### What the task requires
Wherever the string "direct" shows up in the records below, return that line.

(Document page transcript entries)
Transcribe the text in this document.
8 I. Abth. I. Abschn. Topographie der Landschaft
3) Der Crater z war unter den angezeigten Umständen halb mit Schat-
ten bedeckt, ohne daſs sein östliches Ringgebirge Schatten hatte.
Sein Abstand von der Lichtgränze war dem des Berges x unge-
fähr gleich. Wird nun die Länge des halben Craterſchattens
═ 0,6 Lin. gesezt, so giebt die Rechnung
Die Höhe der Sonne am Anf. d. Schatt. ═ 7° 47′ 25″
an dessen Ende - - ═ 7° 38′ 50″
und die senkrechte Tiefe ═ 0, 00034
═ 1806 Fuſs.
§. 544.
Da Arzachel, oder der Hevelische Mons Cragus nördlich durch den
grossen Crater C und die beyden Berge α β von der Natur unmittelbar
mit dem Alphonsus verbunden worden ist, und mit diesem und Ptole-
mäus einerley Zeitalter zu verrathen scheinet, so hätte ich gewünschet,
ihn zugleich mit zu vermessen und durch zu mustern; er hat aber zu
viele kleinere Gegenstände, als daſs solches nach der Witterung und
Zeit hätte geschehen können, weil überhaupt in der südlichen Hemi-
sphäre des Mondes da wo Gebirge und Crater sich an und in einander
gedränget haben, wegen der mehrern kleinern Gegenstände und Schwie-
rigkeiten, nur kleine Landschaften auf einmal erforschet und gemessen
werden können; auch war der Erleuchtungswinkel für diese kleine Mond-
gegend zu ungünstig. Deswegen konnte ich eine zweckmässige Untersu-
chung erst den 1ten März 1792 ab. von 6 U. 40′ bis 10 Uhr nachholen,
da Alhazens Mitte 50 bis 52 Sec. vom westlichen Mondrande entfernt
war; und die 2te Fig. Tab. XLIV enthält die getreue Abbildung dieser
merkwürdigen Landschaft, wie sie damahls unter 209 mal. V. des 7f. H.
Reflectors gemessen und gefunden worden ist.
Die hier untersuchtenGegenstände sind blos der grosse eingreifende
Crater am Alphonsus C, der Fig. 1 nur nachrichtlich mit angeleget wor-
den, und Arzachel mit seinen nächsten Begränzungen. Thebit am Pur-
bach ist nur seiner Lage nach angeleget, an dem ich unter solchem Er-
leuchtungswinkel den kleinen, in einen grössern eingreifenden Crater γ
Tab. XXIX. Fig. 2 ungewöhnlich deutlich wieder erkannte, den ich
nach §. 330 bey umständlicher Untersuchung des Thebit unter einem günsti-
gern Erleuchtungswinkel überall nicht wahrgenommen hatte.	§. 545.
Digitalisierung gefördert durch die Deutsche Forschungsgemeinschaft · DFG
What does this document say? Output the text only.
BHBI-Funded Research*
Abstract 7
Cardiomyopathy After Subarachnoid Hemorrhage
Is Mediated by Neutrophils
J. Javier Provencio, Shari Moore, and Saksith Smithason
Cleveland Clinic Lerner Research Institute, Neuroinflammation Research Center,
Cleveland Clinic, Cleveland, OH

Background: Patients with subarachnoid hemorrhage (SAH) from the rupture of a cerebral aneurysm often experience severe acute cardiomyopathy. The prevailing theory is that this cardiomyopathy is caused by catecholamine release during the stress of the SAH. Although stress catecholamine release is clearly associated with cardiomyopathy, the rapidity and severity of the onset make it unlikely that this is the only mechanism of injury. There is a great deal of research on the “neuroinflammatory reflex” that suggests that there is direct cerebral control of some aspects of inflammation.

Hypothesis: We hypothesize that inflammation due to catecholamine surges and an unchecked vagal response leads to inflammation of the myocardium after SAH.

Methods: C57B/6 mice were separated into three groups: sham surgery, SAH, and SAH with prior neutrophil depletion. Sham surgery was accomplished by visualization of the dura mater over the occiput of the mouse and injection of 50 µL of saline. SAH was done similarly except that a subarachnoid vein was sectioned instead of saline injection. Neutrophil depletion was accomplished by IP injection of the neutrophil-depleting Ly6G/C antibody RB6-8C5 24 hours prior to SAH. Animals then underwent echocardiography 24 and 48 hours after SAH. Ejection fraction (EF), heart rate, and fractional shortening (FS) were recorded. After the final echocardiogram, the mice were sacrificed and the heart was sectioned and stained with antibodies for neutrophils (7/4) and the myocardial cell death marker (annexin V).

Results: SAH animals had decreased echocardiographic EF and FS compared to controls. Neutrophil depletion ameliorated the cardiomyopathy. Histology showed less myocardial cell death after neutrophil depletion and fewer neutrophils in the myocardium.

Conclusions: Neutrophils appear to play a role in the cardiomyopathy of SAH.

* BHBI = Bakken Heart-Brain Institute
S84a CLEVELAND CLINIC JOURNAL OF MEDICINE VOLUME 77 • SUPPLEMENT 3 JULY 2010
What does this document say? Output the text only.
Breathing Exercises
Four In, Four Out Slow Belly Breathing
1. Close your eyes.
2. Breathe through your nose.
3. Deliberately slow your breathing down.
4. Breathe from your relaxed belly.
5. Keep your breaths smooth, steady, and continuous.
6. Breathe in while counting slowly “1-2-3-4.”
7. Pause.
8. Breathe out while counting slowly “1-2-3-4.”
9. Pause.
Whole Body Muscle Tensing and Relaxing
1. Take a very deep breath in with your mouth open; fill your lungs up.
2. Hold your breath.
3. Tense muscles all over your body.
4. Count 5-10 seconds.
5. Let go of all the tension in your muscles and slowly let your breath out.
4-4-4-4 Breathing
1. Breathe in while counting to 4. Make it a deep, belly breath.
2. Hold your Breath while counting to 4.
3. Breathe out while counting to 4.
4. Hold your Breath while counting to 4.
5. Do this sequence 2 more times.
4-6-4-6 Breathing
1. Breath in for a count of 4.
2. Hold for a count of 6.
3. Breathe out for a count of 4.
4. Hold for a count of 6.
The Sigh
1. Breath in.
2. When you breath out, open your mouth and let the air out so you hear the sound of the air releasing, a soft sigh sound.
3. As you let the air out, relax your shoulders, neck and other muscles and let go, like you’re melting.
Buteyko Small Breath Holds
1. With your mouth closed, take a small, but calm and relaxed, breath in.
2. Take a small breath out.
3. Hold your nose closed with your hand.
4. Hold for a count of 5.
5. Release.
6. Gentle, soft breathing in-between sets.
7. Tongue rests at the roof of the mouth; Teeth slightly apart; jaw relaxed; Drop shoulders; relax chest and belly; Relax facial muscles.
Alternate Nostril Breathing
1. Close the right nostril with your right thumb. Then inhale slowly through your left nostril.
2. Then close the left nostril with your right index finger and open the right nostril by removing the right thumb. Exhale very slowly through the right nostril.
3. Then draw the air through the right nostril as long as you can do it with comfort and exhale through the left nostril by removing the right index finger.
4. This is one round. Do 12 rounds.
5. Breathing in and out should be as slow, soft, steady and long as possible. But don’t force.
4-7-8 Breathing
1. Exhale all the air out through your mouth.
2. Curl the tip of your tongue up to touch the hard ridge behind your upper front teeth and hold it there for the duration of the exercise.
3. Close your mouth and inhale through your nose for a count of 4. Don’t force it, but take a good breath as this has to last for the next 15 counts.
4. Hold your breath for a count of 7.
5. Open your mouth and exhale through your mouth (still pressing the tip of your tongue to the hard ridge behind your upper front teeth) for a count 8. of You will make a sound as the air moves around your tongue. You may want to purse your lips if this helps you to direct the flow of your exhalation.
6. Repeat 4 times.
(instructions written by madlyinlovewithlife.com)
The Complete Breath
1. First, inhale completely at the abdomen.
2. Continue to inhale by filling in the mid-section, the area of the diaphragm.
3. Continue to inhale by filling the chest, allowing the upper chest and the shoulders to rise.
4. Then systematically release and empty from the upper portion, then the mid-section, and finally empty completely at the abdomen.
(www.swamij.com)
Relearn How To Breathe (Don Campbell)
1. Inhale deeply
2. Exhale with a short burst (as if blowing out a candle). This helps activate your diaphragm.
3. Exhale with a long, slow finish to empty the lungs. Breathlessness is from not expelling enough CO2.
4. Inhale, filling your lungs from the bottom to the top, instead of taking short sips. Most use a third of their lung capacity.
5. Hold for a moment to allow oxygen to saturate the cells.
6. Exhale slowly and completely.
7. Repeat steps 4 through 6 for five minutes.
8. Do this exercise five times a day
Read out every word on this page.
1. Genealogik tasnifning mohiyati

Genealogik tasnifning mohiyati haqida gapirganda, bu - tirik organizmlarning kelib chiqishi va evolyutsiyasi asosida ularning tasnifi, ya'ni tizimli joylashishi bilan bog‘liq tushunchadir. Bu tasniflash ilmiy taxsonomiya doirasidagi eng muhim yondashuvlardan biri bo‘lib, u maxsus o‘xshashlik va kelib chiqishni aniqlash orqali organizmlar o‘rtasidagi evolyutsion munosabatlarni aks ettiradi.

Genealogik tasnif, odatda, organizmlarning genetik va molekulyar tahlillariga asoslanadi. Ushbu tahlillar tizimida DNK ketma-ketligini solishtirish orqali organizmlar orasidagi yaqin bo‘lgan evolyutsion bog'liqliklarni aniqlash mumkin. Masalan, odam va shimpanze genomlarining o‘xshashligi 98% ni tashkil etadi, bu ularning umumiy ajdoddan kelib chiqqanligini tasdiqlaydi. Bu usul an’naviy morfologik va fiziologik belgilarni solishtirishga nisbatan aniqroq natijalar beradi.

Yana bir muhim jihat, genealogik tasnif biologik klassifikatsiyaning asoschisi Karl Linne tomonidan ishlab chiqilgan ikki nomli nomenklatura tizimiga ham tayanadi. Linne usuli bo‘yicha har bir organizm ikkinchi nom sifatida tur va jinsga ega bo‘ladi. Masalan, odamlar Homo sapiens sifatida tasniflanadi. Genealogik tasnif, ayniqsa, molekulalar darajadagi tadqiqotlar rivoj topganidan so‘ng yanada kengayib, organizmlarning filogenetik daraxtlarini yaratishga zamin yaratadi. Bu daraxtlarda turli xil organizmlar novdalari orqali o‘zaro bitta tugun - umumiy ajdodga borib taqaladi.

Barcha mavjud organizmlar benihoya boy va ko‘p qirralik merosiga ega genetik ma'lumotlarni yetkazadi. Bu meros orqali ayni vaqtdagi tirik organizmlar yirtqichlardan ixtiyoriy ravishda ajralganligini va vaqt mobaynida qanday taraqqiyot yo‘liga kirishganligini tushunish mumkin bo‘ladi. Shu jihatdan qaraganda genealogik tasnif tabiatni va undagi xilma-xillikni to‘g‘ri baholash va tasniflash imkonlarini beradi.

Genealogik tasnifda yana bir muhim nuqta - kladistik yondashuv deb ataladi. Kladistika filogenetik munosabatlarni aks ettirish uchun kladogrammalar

### Task solution
Background: Patients with subarachnoid hemorrhage (SAH) from the rupture of a cerebral aneurysm often experience severe acute cardiomyopathy. The prevailing theory is that this cardiomyopathy is caused by catecholamine release during the stress of the SAH. Although stress catecholamine release is clearly associated with cardiomyopathy, the rapidity and severity of the onset make it unlikely that this is the only mechanism of injury. There is a great deal of research on the “neuroinflammatory reflex” that suggests that there is direct cerebral control of some aspects of inflammation.
5. Open your mouth and exhale through your mouth (still pressing the tip of your tongue to the hard ridge behind your upper front teeth) for a count 8. of You will make a sound as the air moves around your tongue. You may want to purse your lips if this helps you to direct the flow of your exhalation.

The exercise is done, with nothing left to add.